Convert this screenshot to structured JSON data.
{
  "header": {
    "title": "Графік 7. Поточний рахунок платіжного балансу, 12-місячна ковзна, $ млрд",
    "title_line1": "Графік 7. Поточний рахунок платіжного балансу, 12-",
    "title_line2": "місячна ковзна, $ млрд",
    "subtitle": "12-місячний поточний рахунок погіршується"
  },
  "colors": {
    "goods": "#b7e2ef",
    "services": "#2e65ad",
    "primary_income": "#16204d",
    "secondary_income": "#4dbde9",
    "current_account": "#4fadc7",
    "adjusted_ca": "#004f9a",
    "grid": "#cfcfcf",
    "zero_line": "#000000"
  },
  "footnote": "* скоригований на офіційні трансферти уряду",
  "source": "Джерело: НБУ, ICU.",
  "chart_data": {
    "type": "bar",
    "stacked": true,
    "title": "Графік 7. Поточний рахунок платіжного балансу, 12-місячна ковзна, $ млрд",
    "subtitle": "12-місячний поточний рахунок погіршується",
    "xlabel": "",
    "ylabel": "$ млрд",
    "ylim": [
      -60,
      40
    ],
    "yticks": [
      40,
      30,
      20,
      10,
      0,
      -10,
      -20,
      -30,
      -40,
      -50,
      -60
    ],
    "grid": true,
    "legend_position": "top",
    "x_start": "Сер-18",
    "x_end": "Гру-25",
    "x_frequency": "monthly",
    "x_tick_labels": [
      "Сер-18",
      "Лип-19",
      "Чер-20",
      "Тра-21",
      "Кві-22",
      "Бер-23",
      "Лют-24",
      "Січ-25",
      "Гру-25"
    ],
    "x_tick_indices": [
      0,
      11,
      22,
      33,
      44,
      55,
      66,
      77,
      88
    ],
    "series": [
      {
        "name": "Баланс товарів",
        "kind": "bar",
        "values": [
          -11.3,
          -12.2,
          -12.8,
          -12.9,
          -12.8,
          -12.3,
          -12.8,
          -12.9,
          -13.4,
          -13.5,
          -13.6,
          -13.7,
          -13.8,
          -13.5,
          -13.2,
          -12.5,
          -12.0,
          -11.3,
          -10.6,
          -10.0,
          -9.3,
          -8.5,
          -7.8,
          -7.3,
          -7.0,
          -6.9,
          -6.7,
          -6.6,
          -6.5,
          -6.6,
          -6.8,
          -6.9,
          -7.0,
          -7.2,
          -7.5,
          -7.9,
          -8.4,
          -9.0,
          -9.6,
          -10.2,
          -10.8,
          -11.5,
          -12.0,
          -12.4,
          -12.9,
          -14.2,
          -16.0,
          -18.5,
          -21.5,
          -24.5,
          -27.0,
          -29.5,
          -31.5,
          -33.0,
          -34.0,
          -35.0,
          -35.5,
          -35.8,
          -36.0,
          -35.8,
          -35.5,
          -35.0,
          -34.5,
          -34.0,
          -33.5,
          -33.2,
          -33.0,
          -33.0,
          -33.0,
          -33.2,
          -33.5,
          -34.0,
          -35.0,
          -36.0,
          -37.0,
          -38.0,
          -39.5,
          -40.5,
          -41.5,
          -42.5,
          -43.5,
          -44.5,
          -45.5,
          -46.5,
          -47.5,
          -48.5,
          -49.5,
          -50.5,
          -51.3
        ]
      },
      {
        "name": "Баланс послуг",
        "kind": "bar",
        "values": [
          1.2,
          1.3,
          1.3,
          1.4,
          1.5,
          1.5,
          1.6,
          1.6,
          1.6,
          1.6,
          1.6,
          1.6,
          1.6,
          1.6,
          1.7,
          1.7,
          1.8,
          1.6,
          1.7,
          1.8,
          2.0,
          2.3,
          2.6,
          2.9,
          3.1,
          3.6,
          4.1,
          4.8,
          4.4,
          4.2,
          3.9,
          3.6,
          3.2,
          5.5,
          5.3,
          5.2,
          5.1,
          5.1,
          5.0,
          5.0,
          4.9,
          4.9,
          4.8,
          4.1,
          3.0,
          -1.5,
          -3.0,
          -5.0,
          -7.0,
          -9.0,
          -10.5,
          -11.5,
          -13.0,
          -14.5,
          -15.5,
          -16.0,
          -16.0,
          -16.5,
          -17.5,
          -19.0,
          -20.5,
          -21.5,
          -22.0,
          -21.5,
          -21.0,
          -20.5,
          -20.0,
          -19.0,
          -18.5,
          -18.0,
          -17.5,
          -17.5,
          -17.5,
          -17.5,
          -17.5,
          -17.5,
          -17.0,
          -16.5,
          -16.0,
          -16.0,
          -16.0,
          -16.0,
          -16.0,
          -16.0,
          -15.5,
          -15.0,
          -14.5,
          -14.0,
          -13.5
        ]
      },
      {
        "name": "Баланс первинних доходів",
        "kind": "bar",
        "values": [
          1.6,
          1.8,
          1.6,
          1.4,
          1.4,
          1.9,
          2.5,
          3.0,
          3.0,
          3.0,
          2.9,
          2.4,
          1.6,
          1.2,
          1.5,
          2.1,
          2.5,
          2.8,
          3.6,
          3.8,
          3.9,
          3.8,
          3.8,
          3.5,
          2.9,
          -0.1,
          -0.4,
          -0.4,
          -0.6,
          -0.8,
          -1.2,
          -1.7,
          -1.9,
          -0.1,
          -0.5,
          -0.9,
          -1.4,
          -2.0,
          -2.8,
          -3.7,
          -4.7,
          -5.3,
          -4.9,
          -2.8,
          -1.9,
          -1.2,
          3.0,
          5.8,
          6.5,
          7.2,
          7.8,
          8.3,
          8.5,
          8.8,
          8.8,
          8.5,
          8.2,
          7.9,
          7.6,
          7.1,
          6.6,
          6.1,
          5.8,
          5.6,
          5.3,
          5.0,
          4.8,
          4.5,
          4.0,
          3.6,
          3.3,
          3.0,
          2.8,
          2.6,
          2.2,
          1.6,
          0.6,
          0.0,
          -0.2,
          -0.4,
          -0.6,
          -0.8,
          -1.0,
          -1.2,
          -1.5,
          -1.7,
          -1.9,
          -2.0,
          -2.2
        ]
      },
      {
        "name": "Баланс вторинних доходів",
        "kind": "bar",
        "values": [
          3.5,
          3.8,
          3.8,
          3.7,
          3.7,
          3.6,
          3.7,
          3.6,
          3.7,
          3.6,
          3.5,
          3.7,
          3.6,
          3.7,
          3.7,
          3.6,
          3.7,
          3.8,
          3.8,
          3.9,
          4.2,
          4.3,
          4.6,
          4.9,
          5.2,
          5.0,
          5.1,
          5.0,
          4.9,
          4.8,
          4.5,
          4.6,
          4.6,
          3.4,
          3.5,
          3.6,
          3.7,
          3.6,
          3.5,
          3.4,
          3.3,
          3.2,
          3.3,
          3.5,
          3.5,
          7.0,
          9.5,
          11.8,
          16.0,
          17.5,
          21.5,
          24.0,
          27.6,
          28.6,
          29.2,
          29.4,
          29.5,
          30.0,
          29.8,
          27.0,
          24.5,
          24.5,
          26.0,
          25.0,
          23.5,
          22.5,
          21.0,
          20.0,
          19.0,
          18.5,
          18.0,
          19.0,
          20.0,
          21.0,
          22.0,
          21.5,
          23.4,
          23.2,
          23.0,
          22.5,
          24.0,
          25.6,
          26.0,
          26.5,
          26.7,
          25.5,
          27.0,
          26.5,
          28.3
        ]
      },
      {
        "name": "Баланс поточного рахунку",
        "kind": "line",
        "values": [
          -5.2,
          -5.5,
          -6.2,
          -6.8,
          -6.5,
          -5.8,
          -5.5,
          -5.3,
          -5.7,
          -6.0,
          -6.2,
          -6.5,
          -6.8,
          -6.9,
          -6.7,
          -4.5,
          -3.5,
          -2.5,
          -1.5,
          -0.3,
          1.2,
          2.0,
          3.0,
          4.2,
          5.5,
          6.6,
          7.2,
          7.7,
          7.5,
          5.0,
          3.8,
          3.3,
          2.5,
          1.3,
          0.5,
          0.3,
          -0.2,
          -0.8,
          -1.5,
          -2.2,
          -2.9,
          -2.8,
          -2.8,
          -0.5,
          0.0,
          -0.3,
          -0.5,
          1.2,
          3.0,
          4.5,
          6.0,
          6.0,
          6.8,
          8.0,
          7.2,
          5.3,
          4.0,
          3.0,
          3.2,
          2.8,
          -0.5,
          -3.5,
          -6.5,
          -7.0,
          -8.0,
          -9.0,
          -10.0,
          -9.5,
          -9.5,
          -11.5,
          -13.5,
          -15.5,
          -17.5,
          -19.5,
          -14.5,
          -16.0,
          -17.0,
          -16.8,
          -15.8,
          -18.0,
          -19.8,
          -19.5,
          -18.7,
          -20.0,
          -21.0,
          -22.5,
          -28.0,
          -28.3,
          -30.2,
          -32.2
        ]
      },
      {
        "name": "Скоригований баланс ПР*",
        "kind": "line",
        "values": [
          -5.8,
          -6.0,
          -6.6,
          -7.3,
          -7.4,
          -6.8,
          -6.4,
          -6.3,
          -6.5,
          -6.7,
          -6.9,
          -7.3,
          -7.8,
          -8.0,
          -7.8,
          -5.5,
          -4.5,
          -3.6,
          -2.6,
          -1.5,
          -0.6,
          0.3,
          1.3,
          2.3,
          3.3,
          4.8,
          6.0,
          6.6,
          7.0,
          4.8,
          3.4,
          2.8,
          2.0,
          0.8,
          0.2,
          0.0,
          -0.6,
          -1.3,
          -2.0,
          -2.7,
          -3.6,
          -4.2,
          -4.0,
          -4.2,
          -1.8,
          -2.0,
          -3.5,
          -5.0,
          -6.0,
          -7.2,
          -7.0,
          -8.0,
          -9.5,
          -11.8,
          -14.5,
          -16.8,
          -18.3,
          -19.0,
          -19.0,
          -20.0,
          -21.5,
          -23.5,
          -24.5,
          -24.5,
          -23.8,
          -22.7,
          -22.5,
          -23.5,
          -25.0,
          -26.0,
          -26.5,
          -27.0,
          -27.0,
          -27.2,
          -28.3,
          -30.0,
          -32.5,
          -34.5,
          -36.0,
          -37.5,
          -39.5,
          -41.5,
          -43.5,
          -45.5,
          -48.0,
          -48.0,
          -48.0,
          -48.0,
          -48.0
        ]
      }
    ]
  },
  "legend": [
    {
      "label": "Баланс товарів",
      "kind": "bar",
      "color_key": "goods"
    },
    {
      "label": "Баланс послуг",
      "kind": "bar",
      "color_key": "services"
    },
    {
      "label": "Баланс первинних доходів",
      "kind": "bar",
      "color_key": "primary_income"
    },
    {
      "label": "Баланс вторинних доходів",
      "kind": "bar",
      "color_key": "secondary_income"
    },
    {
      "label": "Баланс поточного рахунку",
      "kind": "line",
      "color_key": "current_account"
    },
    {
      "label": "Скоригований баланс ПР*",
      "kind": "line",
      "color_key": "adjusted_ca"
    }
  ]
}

┄┄┄┄┄┄┄┄┄┄┄┄┄┄┄┄┄┄┄┄

◆ Problem description
Look through the lines above and collect those with the word "вторинних".

◆ Output below
        "name": "Баланс вторинних доходів",
      "label": "Баланс вторинних доходів",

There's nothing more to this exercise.